--- begin DATA SUPPLIED ---

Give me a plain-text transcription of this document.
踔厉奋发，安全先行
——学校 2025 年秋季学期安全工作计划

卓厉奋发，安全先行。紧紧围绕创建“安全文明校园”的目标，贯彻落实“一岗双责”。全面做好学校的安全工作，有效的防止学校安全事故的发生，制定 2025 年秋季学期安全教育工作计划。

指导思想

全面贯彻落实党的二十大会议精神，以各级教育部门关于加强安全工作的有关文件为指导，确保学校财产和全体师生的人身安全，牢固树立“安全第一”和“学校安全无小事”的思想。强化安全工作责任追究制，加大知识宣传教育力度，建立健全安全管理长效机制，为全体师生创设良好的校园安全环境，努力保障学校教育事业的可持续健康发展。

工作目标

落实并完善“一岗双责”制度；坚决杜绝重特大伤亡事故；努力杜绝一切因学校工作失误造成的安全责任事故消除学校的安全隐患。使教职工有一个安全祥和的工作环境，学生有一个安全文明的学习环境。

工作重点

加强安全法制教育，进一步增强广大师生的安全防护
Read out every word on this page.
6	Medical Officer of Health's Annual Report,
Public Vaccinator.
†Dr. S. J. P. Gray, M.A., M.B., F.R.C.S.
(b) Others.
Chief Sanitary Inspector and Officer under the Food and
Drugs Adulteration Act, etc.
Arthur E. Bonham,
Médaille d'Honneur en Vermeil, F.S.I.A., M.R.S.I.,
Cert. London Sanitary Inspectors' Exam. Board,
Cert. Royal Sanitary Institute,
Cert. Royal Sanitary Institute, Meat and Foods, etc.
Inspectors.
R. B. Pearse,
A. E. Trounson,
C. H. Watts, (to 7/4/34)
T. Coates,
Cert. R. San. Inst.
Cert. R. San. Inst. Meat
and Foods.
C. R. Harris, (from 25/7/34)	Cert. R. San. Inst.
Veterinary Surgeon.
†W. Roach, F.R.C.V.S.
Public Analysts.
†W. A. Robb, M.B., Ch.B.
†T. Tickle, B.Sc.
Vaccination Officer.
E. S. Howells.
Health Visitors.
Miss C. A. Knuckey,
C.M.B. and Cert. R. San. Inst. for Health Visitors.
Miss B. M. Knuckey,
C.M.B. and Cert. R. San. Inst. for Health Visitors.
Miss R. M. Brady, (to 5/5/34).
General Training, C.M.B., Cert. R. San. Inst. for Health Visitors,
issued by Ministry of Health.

--- end DATA SUPPLIED ---

→ PROBLEM TO SOLVE: Output exactly the lines from the one containing "Read out every word on this page." through the last line of the entries, both ends included.

→ WRITTEN RESPONSE:
Read out every word on this page.
6	Medical Officer of Health's Annual Report,
Public Vaccinator.
†Dr. S. J. P. Gray, M.A., M.B., F.R.C.S.
(b) Others.
Chief Sanitary Inspector and Officer under the Food and
Drugs Adulteration Act, etc.
Arthur E. Bonham,
Médaille d'Honneur en Vermeil, F.S.I.A., M.R.S.I.,
Cert. London Sanitary Inspectors' Exam. Board,
Cert. Royal Sanitary Institute,
Cert. Royal Sanitary Institute, Meat and Foods, etc.
Inspectors.
R. B. Pearse,
A. E. Trounson,
C. H. Watts, (to 7/4/34)
T. Coates,
Cert. R. San. Inst.
Cert. R. San. Inst. Meat
and Foods.
C. R. Harris, (from 25/7/34)	Cert. R. San. Inst.
Veterinary Surgeon.
†W. Roach, F.R.C.V.S.
Public Analysts.
†W. A. Robb, M.B., Ch.B.
†T. Tickle, B.Sc.
Vaccination Officer.
E. S. Howells.
Health Visitors.
Miss C. A. Knuckey,
C.M.B. and Cert. R. San. Inst. for Health Visitors.
Miss B. M. Knuckey,
C.M.B. and Cert. R. San. Inst. for Health Visitors.
Miss R. M. Brady, (to 5/5/34).
General Training, C.M.B., Cert. R. San. Inst. for Health Visitors,
issued by Ministry of Health.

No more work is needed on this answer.